• [Aim]:
For each line of the data below that holds "activity", copy the line.

---------- Task input ----------

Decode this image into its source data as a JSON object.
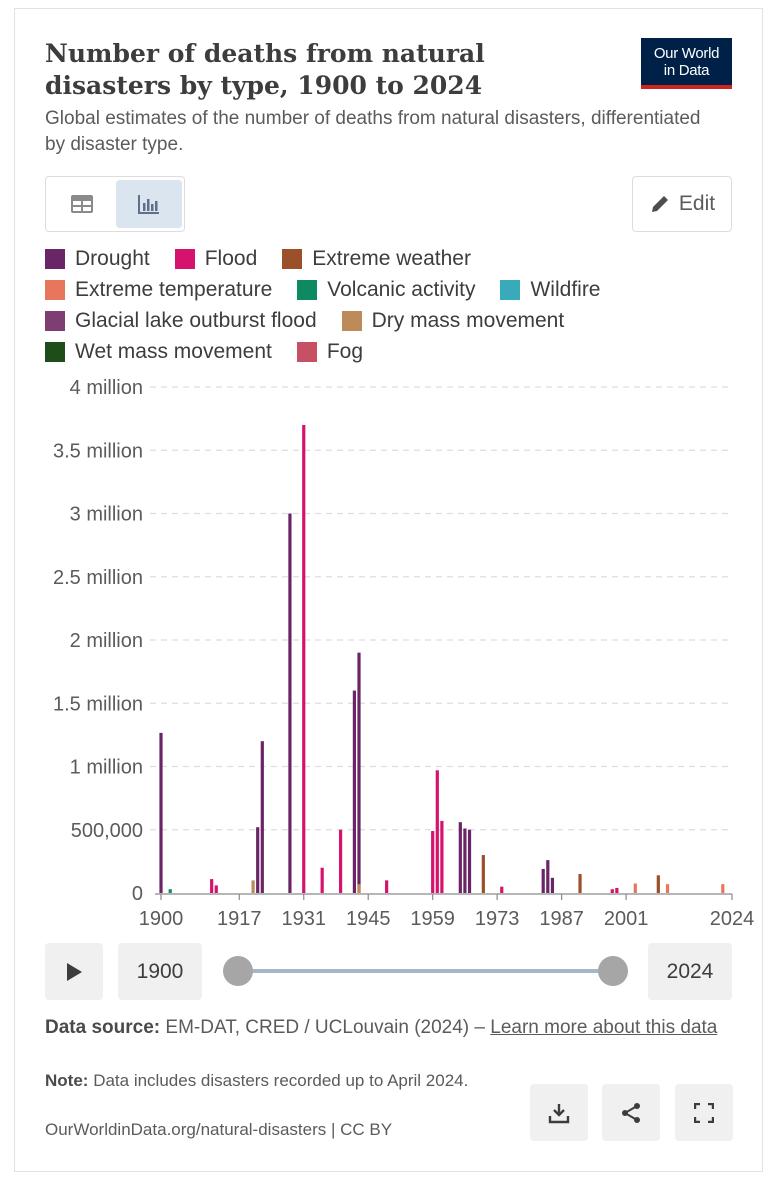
{
  "header": {
    "title": "Number of deaths from natural disasters by type, 1900 to 2024",
    "subtitle": "Global estimates of the number of deaths from natural disasters, differentiated by disaster type.",
    "logo_line1": "Our World",
    "logo_line2": "in Data"
  },
  "controls": {
    "edit_label": "Edit",
    "table_icon": "table-icon",
    "chart_icon": "bar-chart-icon",
    "edit_icon": "pencil-icon"
  },
  "legend": [
    {
      "label": "Drought",
      "color": "#6a2566"
    },
    {
      "label": "Flood",
      "color": "#d5136d"
    },
    {
      "label": "Extreme weather",
      "color": "#9a512b"
    },
    {
      "label": "Extreme temperature",
      "color": "#e8765d"
    },
    {
      "label": "Volcanic activity",
      "color": "#0e8a62"
    },
    {
      "label": "Wildfire",
      "color": "#38aab9"
    },
    {
      "label": "Glacial lake outburst flood",
      "color": "#7f3e73"
    },
    {
      "label": "Dry mass movement",
      "color": "#bf8a5a"
    },
    {
      "label": "Wet mass movement",
      "color": "#1f4d1a"
    },
    {
      "label": "Fog",
      "color": "#c65064"
    }
  ],
  "chart_data": {
    "type": "bar",
    "x_ticks": [
      "1900",
      "1917",
      "1931",
      "1945",
      "1959",
      "1973",
      "1987",
      "2001",
      "2024"
    ],
    "y_ticks": [
      "0",
      "500,000",
      "1 million",
      "1.5 million",
      "2 million",
      "2.5 million",
      "3 million",
      "3.5 million",
      "4 million"
    ],
    "ylim": [
      0,
      4000000
    ],
    "xlim": [
      1900,
      2024
    ],
    "grid": true,
    "series": [
      {
        "name": "Drought",
        "color": "#6a2566",
        "x": [
          1900,
          1921,
          1922,
          1928,
          1942,
          1943,
          1965,
          1966,
          1967,
          1983,
          1984,
          1985
        ],
        "values": [
          1266000,
          520000,
          1200000,
          3000000,
          1600000,
          1900000,
          560000,
          510000,
          500000,
          190000,
          260000,
          120000
        ]
      },
      {
        "name": "Flood",
        "color": "#d5136d",
        "x": [
          1911,
          1912,
          1931,
          1935,
          1939,
          1949,
          1959,
          1960,
          1961,
          1974,
          1998,
          1999
        ],
        "values": [
          110000,
          60000,
          3700000,
          200000,
          500000,
          100000,
          490000,
          970000,
          570000,
          50000,
          30000,
          40000
        ]
      },
      {
        "name": "Extreme weather",
        "color": "#9a512b",
        "x": [
          1970,
          1991,
          2008
        ],
        "values": [
          300000,
          150000,
          140000
        ]
      },
      {
        "name": "Extreme temperature",
        "color": "#e8765d",
        "x": [
          2003,
          2010,
          2022
        ],
        "values": [
          75000,
          70000,
          70000
        ]
      },
      {
        "name": "Volcanic activity",
        "color": "#0e8a62",
        "x": [
          1902
        ],
        "values": [
          30000
        ]
      },
      {
        "name": "Dry mass movement",
        "color": "#bf8a5a",
        "x": [
          1920,
          1943
        ],
        "values": [
          100000,
          70000
        ]
      }
    ]
  },
  "timeline": {
    "start_year": "1900",
    "end_year": "2024",
    "play_icon": "play-icon"
  },
  "footer": {
    "source_label": "Data source:",
    "source_text": "EM-DAT, CRED / UCLouvain (2024) –",
    "source_link": "Learn more about this data",
    "note_label": "Note:",
    "note_text": "Data includes disasters recorded up to April 2024.",
    "url": "OurWorldinData.org/natural-disasters | CC BY",
    "download_icon": "download-icon",
    "share_icon": "share-icon",
    "fullscreen_icon": "fullscreen-icon"
  }
}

----------

• [Exercise output]:
      "label": "Volcanic activity",
        "name": "Volcanic activity",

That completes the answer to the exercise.